Supplied information:

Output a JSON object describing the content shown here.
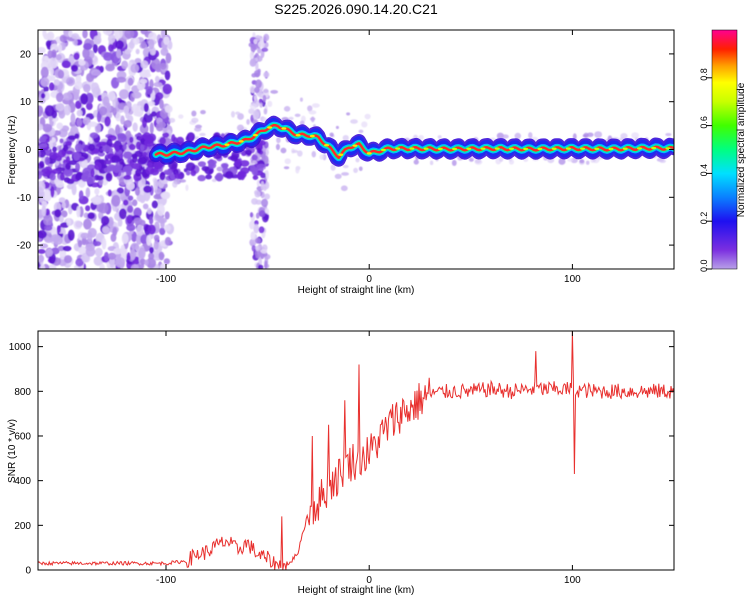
{
  "title": "S225.2026.090.14.20.C21",
  "chart_data": [
    {
      "type": "heatmap",
      "xlabel": "Height of straight line (km)",
      "ylabel": "Frequency (Hz)",
      "xlim": [
        -163,
        150
      ],
      "ylim": [
        -25,
        25
      ],
      "x_ticks": [
        -100,
        0,
        100
      ],
      "y_ticks": [
        -20,
        -10,
        0,
        10,
        20
      ],
      "tone_ridge": {
        "x": [
          -100,
          -90,
          -80,
          -70,
          -60,
          -50,
          -45,
          -40,
          -35,
          -30,
          -25,
          -20,
          -15,
          -10,
          -5,
          0,
          10,
          20,
          40,
          60,
          80,
          100,
          120,
          140,
          150
        ],
        "y": [
          -1.0,
          -0.5,
          0.5,
          1.0,
          2.0,
          4.5,
          5.0,
          4.0,
          3.0,
          3.0,
          2.5,
          0.5,
          -1.5,
          0.5,
          1.0,
          -0.8,
          0.2,
          0.2,
          0.1,
          0.2,
          0.1,
          0.2,
          0.1,
          0.3,
          0.2
        ]
      },
      "colorbar": {
        "label": "Normalized spectral amplitude",
        "range": [
          0,
          1
        ],
        "ticks": [
          "0.0",
          "0.2",
          "0.4",
          "0.6",
          "0.8"
        ]
      }
    },
    {
      "type": "line",
      "xlabel": "Height of straight line (km)",
      "ylabel": "SNR (10 * v/v)",
      "xlim": [
        -163,
        150
      ],
      "ylim": [
        0,
        1070
      ],
      "x_ticks": [
        -100,
        0,
        100
      ],
      "y_ticks": [
        0,
        200,
        400,
        600,
        800,
        1000
      ],
      "color": "#e8302e",
      "series": [
        {
          "name": "SNR",
          "x": [
            -163,
            -140,
            -120,
            -100,
            -90,
            -85,
            -80,
            -75,
            -70,
            -65,
            -60,
            -55,
            -50,
            -45,
            -40,
            -35,
            -30,
            -25,
            -20,
            -15,
            -10,
            -5,
            0,
            5,
            10,
            15,
            20,
            25,
            30,
            40,
            50,
            60,
            70,
            80,
            90,
            100,
            110,
            120,
            130,
            140,
            150
          ],
          "values": [
            30,
            30,
            30,
            30,
            40,
            70,
            80,
            110,
            130,
            90,
            120,
            70,
            50,
            20,
            20,
            80,
            260,
            300,
            380,
            420,
            480,
            500,
            520,
            590,
            650,
            700,
            720,
            760,
            790,
            800,
            800,
            810,
            800,
            810,
            810,
            810,
            800,
            800,
            800,
            800,
            800
          ]
        }
      ],
      "spikes": [
        {
          "x": -43,
          "y": 240
        },
        {
          "x": -28,
          "y": 600
        },
        {
          "x": -20,
          "y": 650
        },
        {
          "x": -12,
          "y": 760
        },
        {
          "x": -5,
          "y": 920
        },
        {
          "x": 82,
          "y": 980
        },
        {
          "x": 100,
          "y": 1070
        },
        {
          "x": 101,
          "y": 430
        }
      ]
    }
  ]
}
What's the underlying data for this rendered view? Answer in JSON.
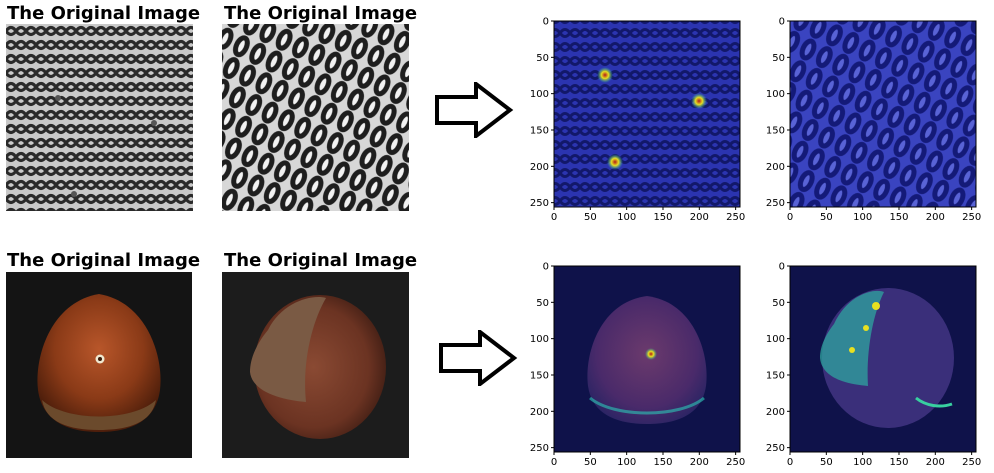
{
  "titles": {
    "top_left": "The Original Image",
    "top_right": "The Original Image",
    "bottom_left": "The Original Image",
    "bottom_right": "The Original Image"
  },
  "heatmap_axes": {
    "x_ticks": [
      "0",
      "50",
      "100",
      "150",
      "200",
      "250"
    ],
    "y_ticks": [
      "0",
      "50",
      "100",
      "150",
      "200",
      "250"
    ]
  },
  "colors": {
    "grid_background": "#c9c9c9",
    "grid_wire": "#2a2a2a",
    "heatmap_background": "#2b34b0",
    "heatmap_wire": "#12186a",
    "nut_shell": "#8a3a17",
    "nut_dark_bg": "#141414",
    "anomaly_hot": "#e8e020"
  }
}
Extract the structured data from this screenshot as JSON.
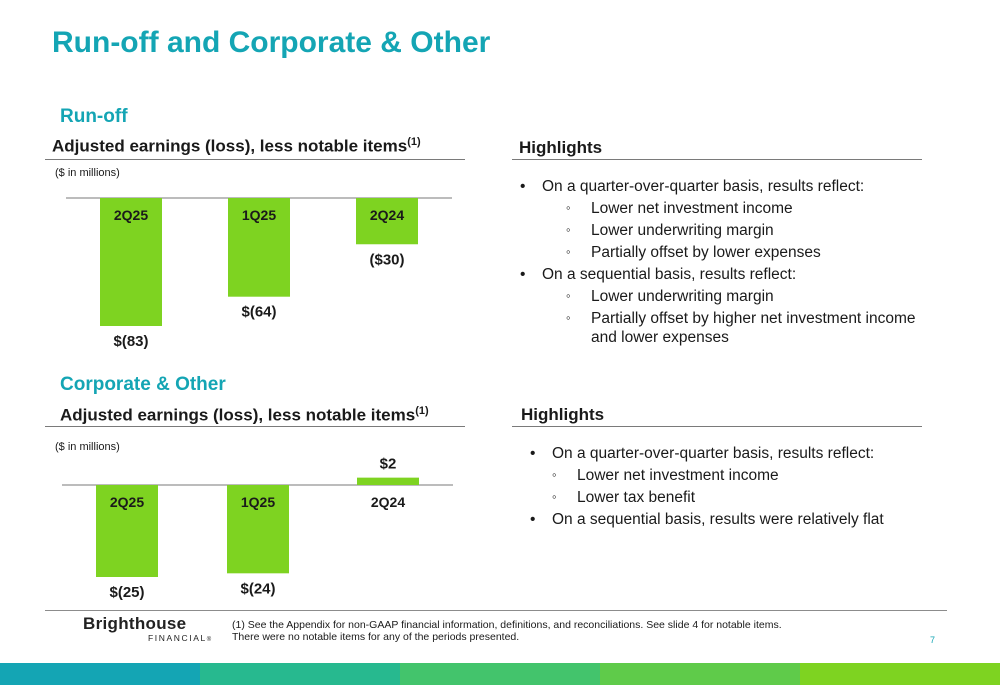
{
  "page": {
    "title": "Run-off and Corporate & Other",
    "page_number": "7"
  },
  "runoff": {
    "section_title": "Run-off",
    "chart_heading": "Adjusted earnings (loss), less notable items",
    "chart_heading_sup": "(1)",
    "units": "($ in millions)",
    "highlights_title": "Highlights",
    "bullets": [
      {
        "text": "On a quarter-over-quarter basis, results reflect:",
        "subs": [
          "Lower net investment income",
          "Lower underwriting margin",
          "Partially offset by lower expenses"
        ]
      },
      {
        "text": "On a sequential basis, results reflect:",
        "subs": [
          "Lower underwriting margin",
          "Partially offset by higher net investment income and lower expenses"
        ]
      }
    ]
  },
  "corporate": {
    "section_title": "Corporate & Other",
    "chart_heading": "Adjusted earnings (loss), less notable items",
    "chart_heading_sup": "(1)",
    "units": "($ in millions)",
    "highlights_title": "Highlights",
    "bullets": [
      {
        "text": "On a quarter-over-quarter basis, results reflect:",
        "subs": [
          "Lower net investment income",
          "Lower tax benefit"
        ]
      },
      {
        "text": "On a sequential basis, results were relatively flat",
        "subs": []
      }
    ]
  },
  "chart_data": [
    {
      "type": "bar",
      "categories": [
        "2Q25",
        "1Q25",
        "2Q24"
      ],
      "values": [
        -83,
        -64,
        -30
      ],
      "data_labels": [
        "$(83)",
        "$(64)",
        "($30)"
      ],
      "title": "Adjusted earnings (loss), less notable items(1)",
      "ylabel": "($ in millions)",
      "bar_color": "#7ed321"
    },
    {
      "type": "bar",
      "categories": [
        "2Q25",
        "1Q25",
        "2Q24"
      ],
      "values": [
        -25,
        -24,
        2
      ],
      "data_labels": [
        "$(25)",
        "$(24)",
        "$2"
      ],
      "title": "Adjusted earnings (loss), less notable items(1)",
      "ylabel": "($ in millions)",
      "bar_color": "#7ed321"
    }
  ],
  "footer": {
    "logo_main": "Brighthouse",
    "logo_sub": "FINANCIAL",
    "logo_mark": "®",
    "footnote_line1": "(1) See the Appendix for non-GAAP financial information, definitions, and reconciliations. See slide 4 for notable items.",
    "footnote_line2": "There were no notable items for any of the periods presented.",
    "stripe_colors": [
      "#14a5b4",
      "#27b98f",
      "#43c46c",
      "#5fcb4a",
      "#7ed321"
    ]
  }
}
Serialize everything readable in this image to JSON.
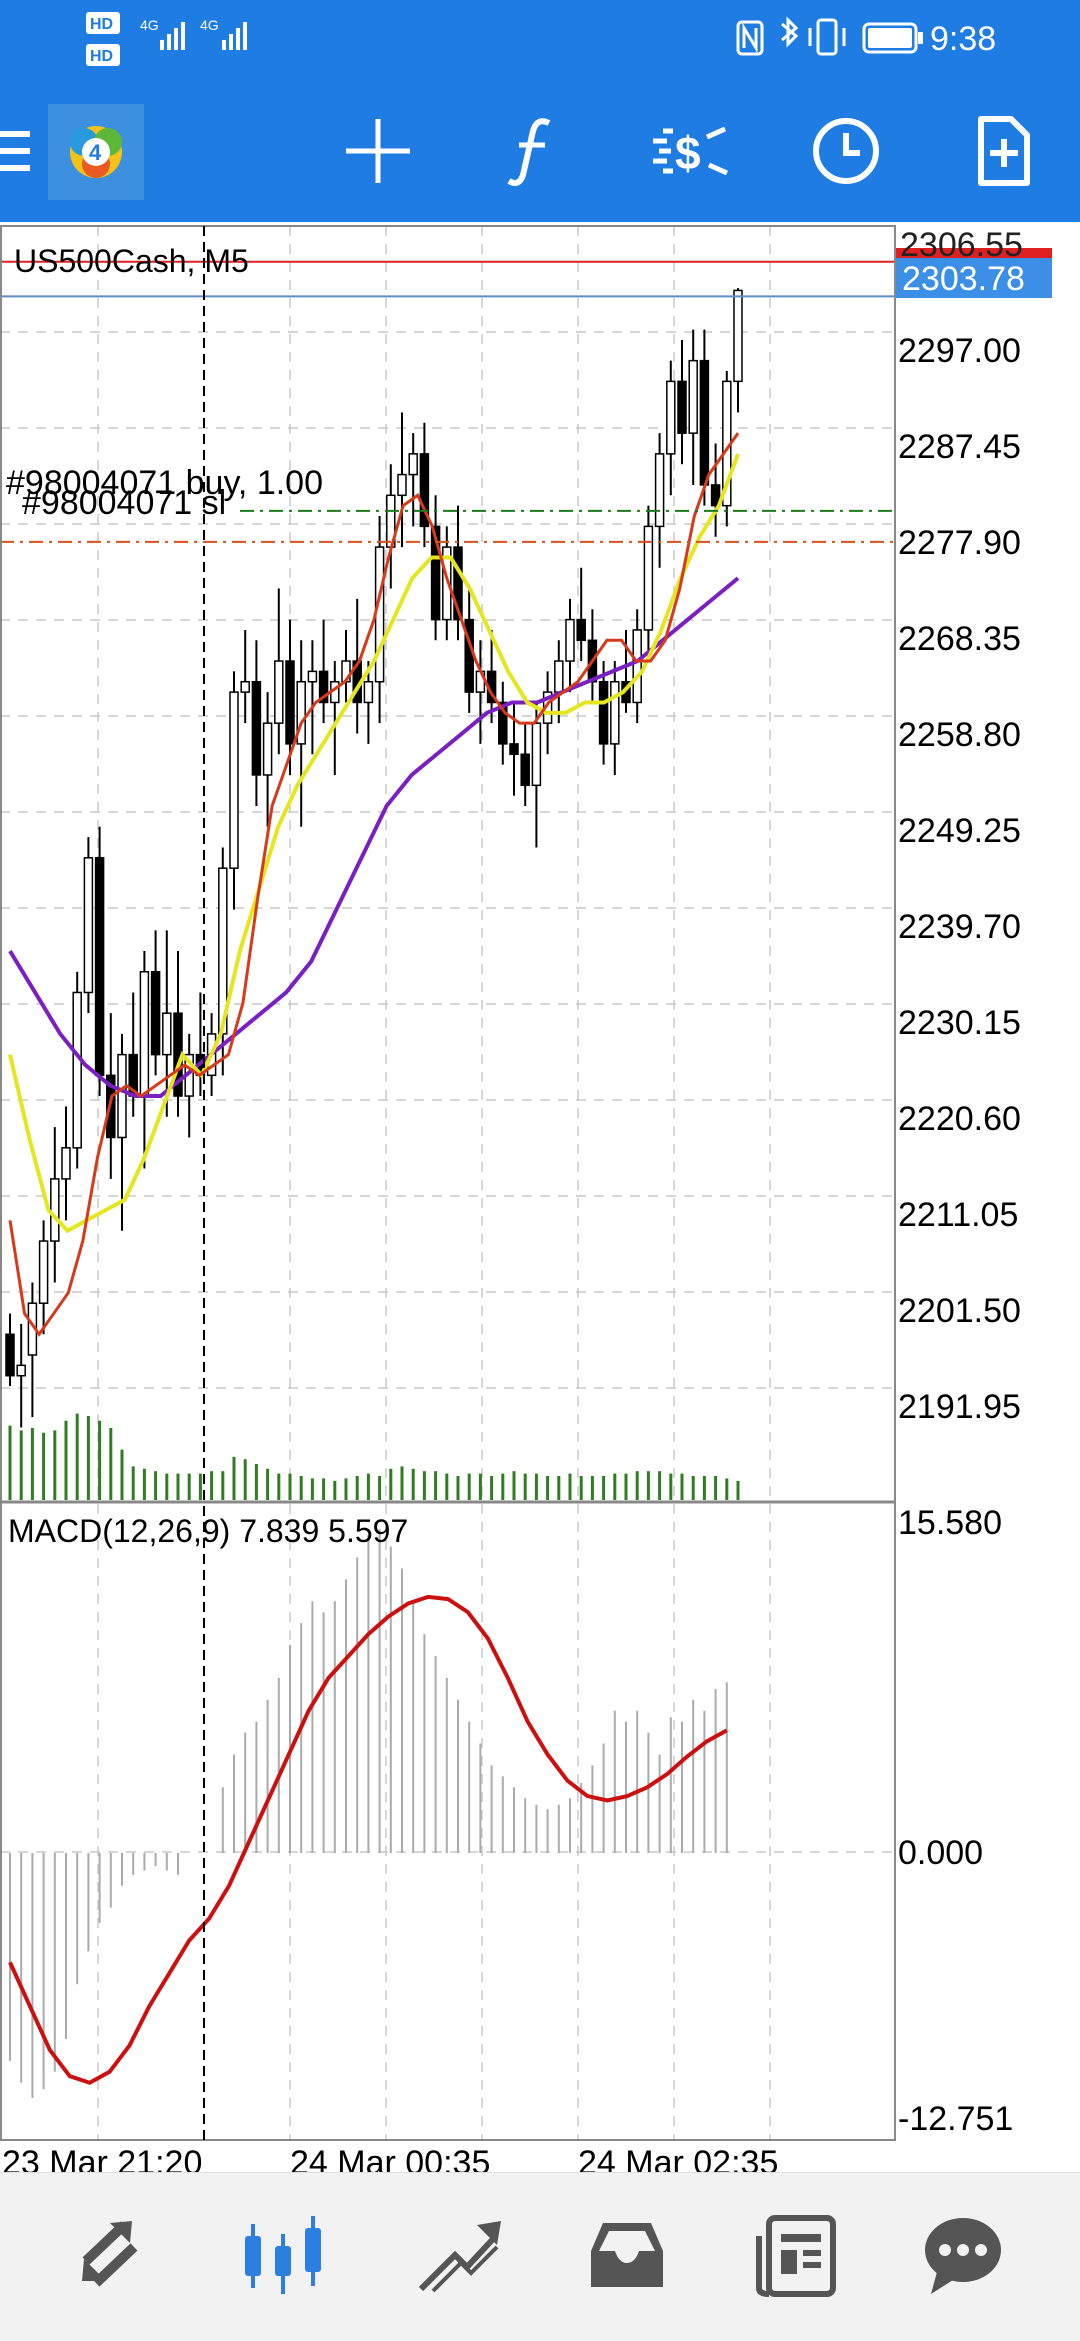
{
  "status_bar": {
    "time": "9:38",
    "sim1": "HD",
    "sim2": "HD",
    "net1": "4G",
    "net2": "4G"
  },
  "chart": {
    "title": "US500Cash, M5",
    "current_price": "2303.78",
    "hidden_price_label": "2306.55",
    "order_label": "#98004071 buy, 1.00",
    "sl_label": "#98004071 sl",
    "price_ticks": [
      "2297.00",
      "2287.45",
      "2277.90",
      "2268.35",
      "2258.80",
      "2249.25",
      "2239.70",
      "2230.15",
      "2220.60",
      "2211.05",
      "2201.50",
      "2191.95"
    ],
    "macd_label": "MACD(12,26,9) 7.839 5.597",
    "macd_ticks": [
      "15.580",
      "0.000",
      "-12.751"
    ],
    "time_labels": [
      "23 Mar 21:20",
      "24 Mar 00:35",
      "24 Mar 02:35"
    ]
  },
  "colors": {
    "accent": "#1f7ce3",
    "price_line": "#e02020",
    "ma_fast": "#d63a1a",
    "ma_mid": "#e6e620",
    "ma_slow": "#7a1fc2",
    "volume": "#2e7d20",
    "signal": "#cc1010"
  },
  "icons": {
    "menu": "hamburger-menu-icon",
    "logo": "metatrader-logo-icon",
    "crosshair": "crosshair-icon",
    "indicators": "function-icon",
    "trade": "trade-dollar-icon",
    "timeframe": "clock-icon",
    "new_order": "new-document-icon",
    "quotes": "quotes-arrows-icon",
    "chart": "candlestick-chart-icon",
    "trade_tab": "trade-trend-icon",
    "history": "inbox-icon",
    "news": "news-icon",
    "chat": "chat-bubble-icon"
  },
  "chart_data": {
    "type": "candlestick",
    "symbol": "US500Cash",
    "timeframe": "M5",
    "y_range": [
      2187.0,
      2310.0
    ],
    "macd_range": [
      -12.751,
      15.58
    ],
    "last_price": 2303.78,
    "buy_level": 2282.5,
    "sl_level": 2279.5,
    "candles": [
      [
        2203,
        2205,
        2198,
        2199
      ],
      [
        2199,
        2204,
        2194,
        2200
      ],
      [
        2201,
        2208,
        2195,
        2206
      ],
      [
        2206,
        2214,
        2203,
        2212
      ],
      [
        2212,
        2223,
        2208,
        2218
      ],
      [
        2218,
        2225,
        2214,
        2221
      ],
      [
        2221,
        2238,
        2219,
        2236
      ],
      [
        2236,
        2251,
        2234,
        2249
      ],
      [
        2249,
        2252,
        2226,
        2228
      ],
      [
        2228,
        2234,
        2218,
        2222
      ],
      [
        2222,
        2232,
        2213,
        2230
      ],
      [
        2230,
        2236,
        2224,
        2226
      ],
      [
        2226,
        2240,
        2219,
        2238
      ],
      [
        2238,
        2242,
        2228,
        2230
      ],
      [
        2230,
        2242,
        2224,
        2234
      ],
      [
        2234,
        2240,
        2224,
        2226
      ],
      [
        2226,
        2232,
        2222,
        2230
      ],
      [
        2230,
        2236,
        2226,
        2228
      ],
      [
        2228,
        2234,
        2226,
        2232
      ],
      [
        2232,
        2250,
        2228,
        2248
      ],
      [
        2248,
        2267,
        2244,
        2265
      ],
      [
        2265,
        2271,
        2262,
        2266
      ],
      [
        2266,
        2270,
        2254,
        2257
      ],
      [
        2257,
        2265,
        2252,
        2262
      ],
      [
        2262,
        2275,
        2259,
        2268
      ],
      [
        2268,
        2272,
        2257,
        2260
      ],
      [
        2260,
        2270,
        2252,
        2266
      ],
      [
        2266,
        2270,
        2259,
        2267
      ],
      [
        2267,
        2272,
        2262,
        2264
      ],
      [
        2264,
        2268,
        2257,
        2266
      ],
      [
        2266,
        2271,
        2264,
        2268
      ],
      [
        2268,
        2274,
        2261,
        2264
      ],
      [
        2264,
        2268,
        2260,
        2266
      ],
      [
        2266,
        2282,
        2262,
        2279
      ],
      [
        2279,
        2287,
        2275,
        2284
      ],
      [
        2284,
        2292,
        2279,
        2286
      ],
      [
        2286,
        2290,
        2281,
        2288
      ],
      [
        2288,
        2291,
        2279,
        2281
      ],
      [
        2281,
        2284,
        2270,
        2272
      ],
      [
        2272,
        2281,
        2270,
        2279
      ],
      [
        2279,
        2283,
        2270,
        2272
      ],
      [
        2272,
        2275,
        2263,
        2265
      ],
      [
        2265,
        2270,
        2260,
        2267
      ],
      [
        2267,
        2271,
        2262,
        2264
      ],
      [
        2264,
        2266,
        2258,
        2260
      ],
      [
        2260,
        2264,
        2255,
        2259
      ],
      [
        2259,
        2262,
        2254,
        2256
      ],
      [
        2256,
        2264,
        2250,
        2262
      ],
      [
        2262,
        2267,
        2259,
        2265
      ],
      [
        2265,
        2270,
        2262,
        2268
      ],
      [
        2268,
        2274,
        2265,
        2272
      ],
      [
        2272,
        2277,
        2268,
        2270
      ],
      [
        2270,
        2273,
        2264,
        2266
      ],
      [
        2266,
        2268,
        2258,
        2260
      ],
      [
        2260,
        2268,
        2257,
        2266
      ],
      [
        2266,
        2271,
        2263,
        2264
      ],
      [
        2264,
        2273,
        2262,
        2271
      ],
      [
        2271,
        2283,
        2268,
        2281
      ],
      [
        2281,
        2290,
        2277,
        2288
      ],
      [
        2288,
        2297,
        2284,
        2295
      ],
      [
        2295,
        2299,
        2287,
        2290
      ],
      [
        2290,
        2300,
        2285,
        2297
      ],
      [
        2297,
        2300,
        2283,
        2285
      ],
      [
        2285,
        2289,
        2280,
        2283
      ],
      [
        2283,
        2296,
        2281,
        2295
      ],
      [
        2295,
        2304,
        2292,
        2303.78
      ]
    ],
    "ma_fast": [
      2214,
      2205,
      2203,
      2205,
      2207,
      2212,
      2220,
      2226,
      2227,
      2226,
      2227,
      2228,
      2229,
      2228,
      2229,
      2230,
      2235,
      2245,
      2254,
      2258,
      2262,
      2264,
      2265,
      2266,
      2268,
      2272,
      2278,
      2283,
      2284,
      2281,
      2276,
      2272,
      2268,
      2265,
      2263,
      2262,
      2262,
      2264,
      2265,
      2266,
      2268,
      2270,
      2270,
      2268,
      2268,
      2270,
      2275,
      2282,
      2286,
      2288,
      2290
    ],
    "ma_mid": [
      2230,
      2222,
      2215,
      2213,
      2214,
      2215,
      2216,
      2220,
      2225,
      2230,
      2228,
      2232,
      2240,
      2246,
      2252,
      2256,
      2259,
      2262,
      2265,
      2268,
      2272,
      2276,
      2278,
      2278,
      2275,
      2271,
      2267,
      2264,
      2263,
      2263,
      2264,
      2264,
      2265,
      2267,
      2271,
      2276,
      2280,
      2283,
      2288
    ],
    "ma_slow": [
      2240,
      2236,
      2232,
      2229,
      2227,
      2226,
      2226,
      2228,
      2230,
      2232,
      2234,
      2236,
      2239,
      2244,
      2249,
      2254,
      2257,
      2259,
      2261,
      2263,
      2264,
      2264,
      2265,
      2266,
      2267,
      2268,
      2270,
      2272,
      2274,
      2276
    ],
    "volume": [
      62,
      58,
      60,
      56,
      58,
      66,
      72,
      70,
      66,
      60,
      42,
      28,
      26,
      24,
      22,
      22,
      22,
      22,
      24,
      24,
      36,
      34,
      30,
      26,
      22,
      22,
      20,
      18,
      18,
      16,
      18,
      20,
      22,
      20,
      26,
      28,
      26,
      24,
      24,
      22,
      20,
      22,
      22,
      20,
      22,
      24,
      22,
      22,
      20,
      20,
      22,
      20,
      20,
      20,
      22,
      22,
      24,
      24,
      24,
      22,
      22,
      20,
      20,
      20,
      18,
      16
    ],
    "macd_hist": [
      -9.5,
      -10.5,
      -11.2,
      -10.8,
      -10.0,
      -8.5,
      -6.0,
      -4.5,
      -3.2,
      -2.5,
      -1.5,
      -1.0,
      -0.8,
      -0.6,
      -0.8,
      -1.0,
      0,
      0,
      0,
      3.0,
      4.5,
      5.5,
      6.0,
      7.0,
      8.0,
      9.5,
      10.5,
      11.5,
      11.0,
      11.5,
      12.5,
      13.5,
      14.5,
      14.8,
      14.0,
      13.0,
      11.5,
      10.0,
      9.0,
      8.0,
      7.0,
      6.0,
      5.0,
      4.0,
      3.5,
      3.0,
      2.5,
      2.2,
      2.0,
      2.2,
      2.5,
      3.2,
      4.0,
      5.0,
      6.5,
      6.0,
      6.5,
      5.5,
      4.5,
      6.2,
      6.0,
      7.0,
      6.5,
      7.5,
      7.8
    ],
    "macd_signal": [
      -5.0,
      -7.0,
      -9.0,
      -10.2,
      -10.5,
      -10.0,
      -8.8,
      -7.0,
      -5.5,
      -4.0,
      -3.0,
      -1.5,
      0.5,
      2.5,
      4.5,
      6.5,
      8.0,
      9.0,
      10.0,
      10.8,
      11.4,
      11.7,
      11.6,
      11.0,
      9.8,
      8.0,
      6.0,
      4.5,
      3.3,
      2.6,
      2.4,
      2.6,
      3.0,
      3.6,
      4.4,
      5.1,
      5.6
    ]
  }
}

What you need to do: Select every line where the word "expenses" occurs.

Response for this exercise:
          "Partially offset by lower expenses"
          "Partially offset by higher net investment income and lower expenses"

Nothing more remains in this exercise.